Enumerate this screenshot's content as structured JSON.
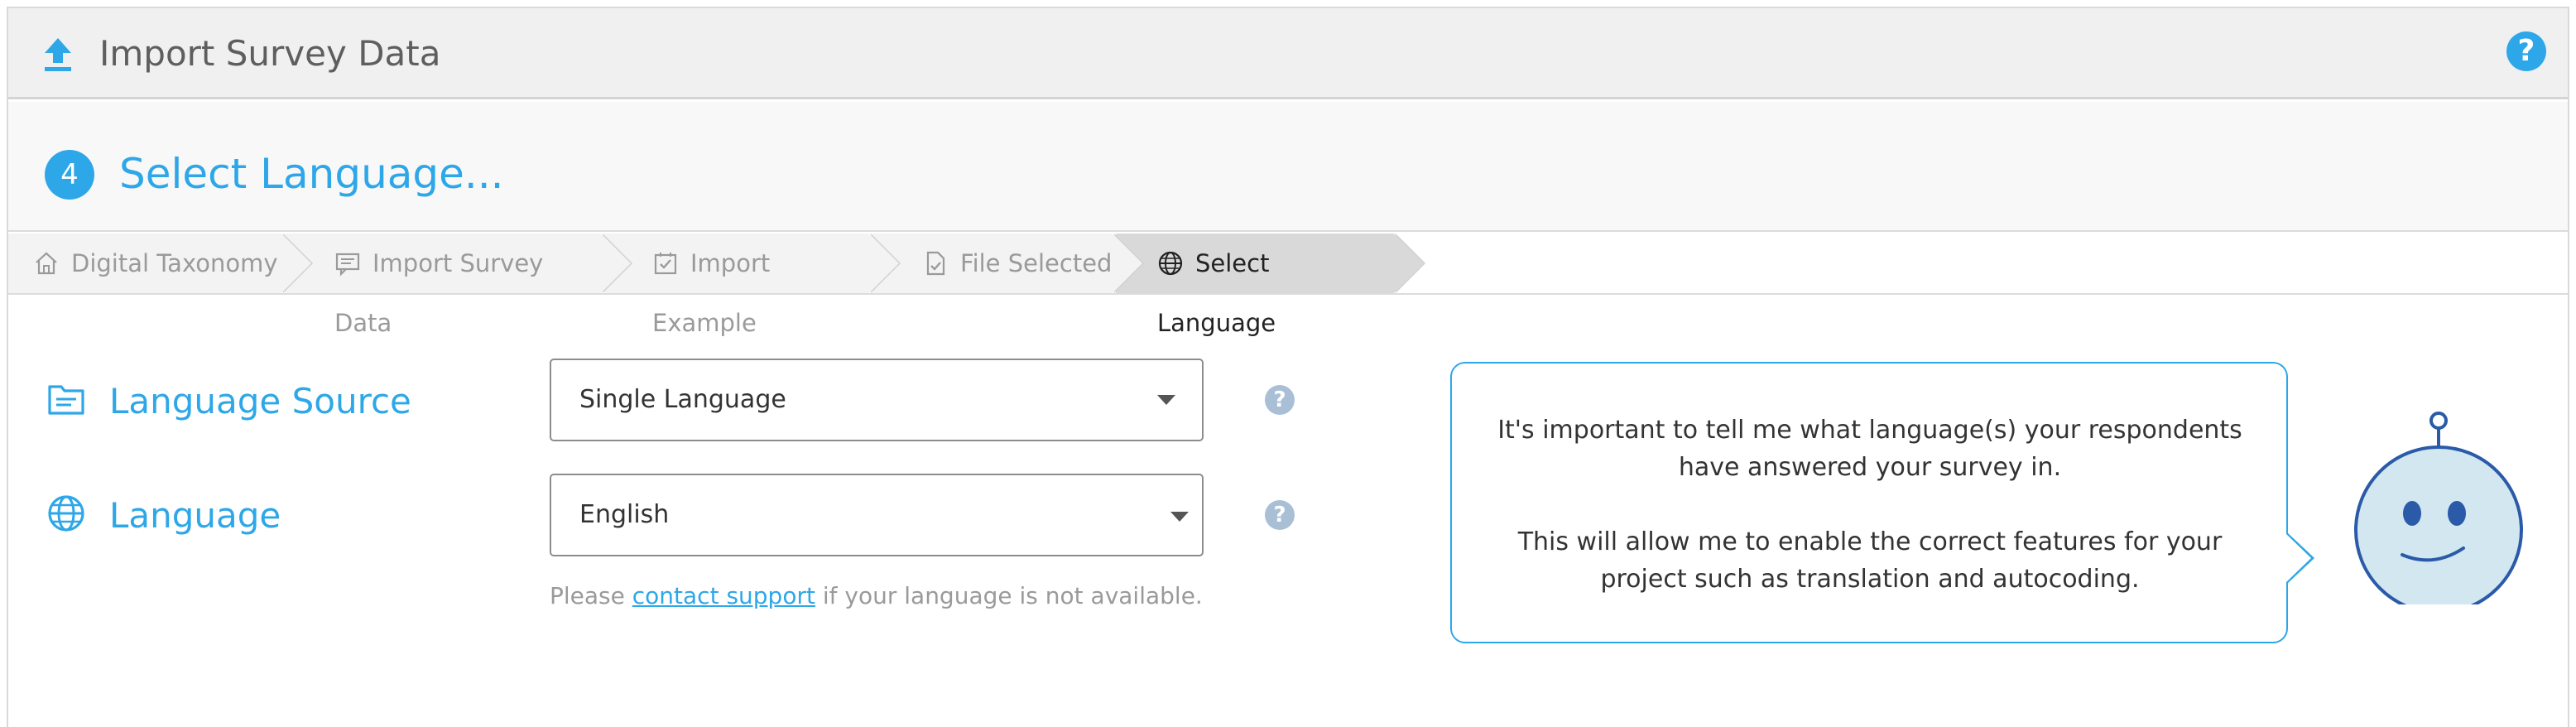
{
  "header": {
    "title": "Import Survey Data",
    "help_label": "?",
    "accent_color": "#2ea7e8"
  },
  "step": {
    "number": "4",
    "title": "Select Language..."
  },
  "breadcrumb": [
    {
      "label": "Digital Taxonomy",
      "icon": "home-icon"
    },
    {
      "label": "Import Survey Data",
      "icon": "survey-icon"
    },
    {
      "label": "Import Example",
      "icon": "checkbox-icon"
    },
    {
      "label": "File Selected",
      "icon": "file-check-icon"
    },
    {
      "label": "Select Language",
      "icon": "globe-icon",
      "active": true
    }
  ],
  "form": {
    "language_source": {
      "label": "Language Source",
      "icon": "folder-icon",
      "value": "Single Language",
      "help": "?"
    },
    "language": {
      "label": "Language",
      "icon": "globe-icon",
      "value": "English",
      "help": "?"
    },
    "note": {
      "prefix": "Please ",
      "link": "contact support",
      "suffix": " if your language is not available."
    }
  },
  "assistant": {
    "paragraph1": "It's important to tell me what language(s) your respondents have answered your survey in.",
    "paragraph2": "This will allow me to enable the correct features for your project such as translation and autocoding."
  }
}
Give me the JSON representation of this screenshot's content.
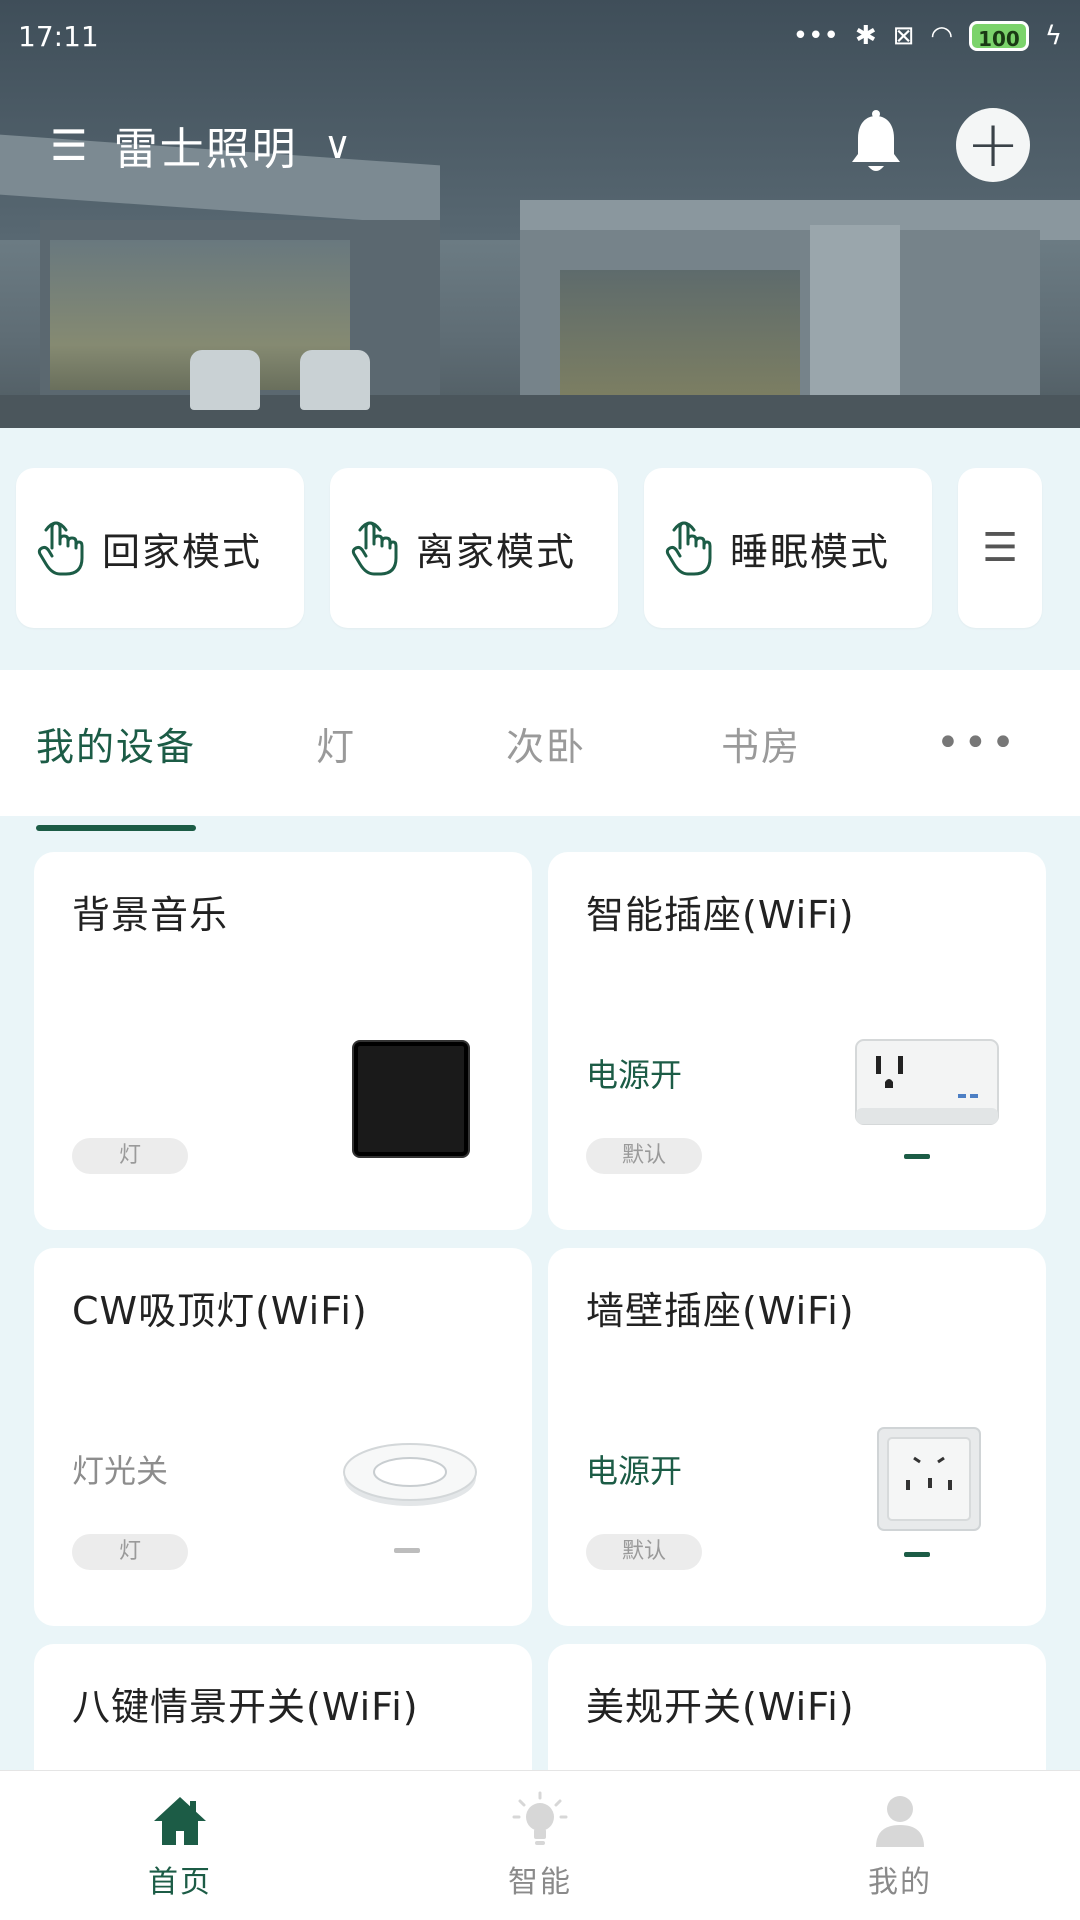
{
  "status_bar": {
    "time": "17:11",
    "dots": "•••",
    "battery": "100"
  },
  "header": {
    "home_name": "雷士照明",
    "menu_glyph": "☰",
    "chevron_glyph": "∨",
    "add_glyph": "+"
  },
  "scenes": [
    {
      "label": "回家模式"
    },
    {
      "label": "离家模式"
    },
    {
      "label": "睡眠模式"
    }
  ],
  "scenes_more_glyph": "☰",
  "tabs": [
    {
      "label": "我的设备",
      "active": true
    },
    {
      "label": "灯"
    },
    {
      "label": "次卧"
    },
    {
      "label": "书房"
    }
  ],
  "tabs_more": "•••",
  "devices": [
    {
      "name": "背景音乐",
      "status": "",
      "tag": "灯",
      "icon": "black-panel"
    },
    {
      "name": "智能插座(WiFi)",
      "status": "电源开",
      "tag": "默认",
      "icon": "us-socket"
    },
    {
      "name": "CW吸顶灯(WiFi)",
      "status": "灯光关",
      "tag": "灯",
      "icon": "ceiling-light"
    },
    {
      "name": "墙壁插座(WiFi)",
      "status": "电源开",
      "tag": "默认",
      "icon": "wall-socket"
    },
    {
      "name": "八键情景开关(WiFi)"
    },
    {
      "name": "美规开关(WiFi)"
    }
  ],
  "bottom_nav": [
    {
      "label": "首页",
      "icon": "home-icon",
      "active": true
    },
    {
      "label": "智能",
      "icon": "bulb-icon"
    },
    {
      "label": "我的",
      "icon": "person-icon"
    }
  ],
  "colors": {
    "accent": "#1c5c46",
    "background": "#eaf5f8",
    "inactive": "#9a9a9a"
  }
}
* * * * *
**TASK:** Return the listing above in full and without alteration, excluding its pictures.

**IN RESPONSE:**
Enumerate this screenshot's content as structured JSON.
{
  "header": {
    "title": "Import Survey Data",
    "help_label": "?",
    "accent_color": "#2ea7e8"
  },
  "step": {
    "number": "4",
    "title": "Select Language..."
  },
  "breadcrumb": [
    {
      "label": "Digital Taxonomy",
      "icon": "home-icon"
    },
    {
      "label": "Import Survey Data",
      "icon": "survey-icon"
    },
    {
      "label": "Import Example",
      "icon": "checkbox-icon"
    },
    {
      "label": "File Selected",
      "icon": "file-check-icon"
    },
    {
      "label": "Select Language",
      "icon": "globe-icon",
      "active": true
    }
  ],
  "form": {
    "language_source": {
      "label": "Language Source",
      "icon": "folder-icon",
      "value": "Single Language",
      "help": "?"
    },
    "language": {
      "label": "Language",
      "icon": "globe-icon",
      "value": "English",
      "help": "?"
    },
    "note": {
      "prefix": "Please ",
      "link": "contact support",
      "suffix": " if your language is not available."
    }
  },
  "assistant": {
    "paragraph1": "It's important to tell me what language(s) your respondents have answered your survey in.",
    "paragraph2": "This will allow me to enable the correct features for your project such as translation and autocoding."
  }
}
Give me the JSON representation of this screenshot's content.
{
  "status_bar": {
    "time": "17:11",
    "dots": "•••",
    "battery": "100"
  },
  "header": {
    "home_name": "雷士照明",
    "menu_glyph": "☰",
    "chevron_glyph": "∨",
    "add_glyph": "+"
  },
  "scenes": [
    {
      "label": "回家模式"
    },
    {
      "label": "离家模式"
    },
    {
      "label": "睡眠模式"
    }
  ],
  "scenes_more_glyph": "☰",
  "tabs": [
    {
      "label": "我的设备",
      "active": true
    },
    {
      "label": "灯"
    },
    {
      "label": "次卧"
    },
    {
      "label": "书房"
    }
  ],
  "tabs_more": "•••",
  "devices": [
    {
      "name": "背景音乐",
      "status": "",
      "tag": "灯",
      "icon": "black-panel"
    },
    {
      "name": "智能插座(WiFi)",
      "status": "电源开",
      "tag": "默认",
      "icon": "us-socket"
    },
    {
      "name": "CW吸顶灯(WiFi)",
      "status": "灯光关",
      "tag": "灯",
      "icon": "ceiling-light"
    },
    {
      "name": "墙壁插座(WiFi)",
      "status": "电源开",
      "tag": "默认",
      "icon": "wall-socket"
    },
    {
      "name": "八键情景开关(WiFi)"
    },
    {
      "name": "美规开关(WiFi)"
    }
  ],
  "bottom_nav": [
    {
      "label": "首页",
      "icon": "home-icon",
      "active": true
    },
    {
      "label": "智能",
      "icon": "bulb-icon"
    },
    {
      "label": "我的",
      "icon": "person-icon"
    }
  ],
  "colors": {
    "accent": "#1c5c46",
    "background": "#eaf5f8",
    "inactive": "#9a9a9a"
  }
}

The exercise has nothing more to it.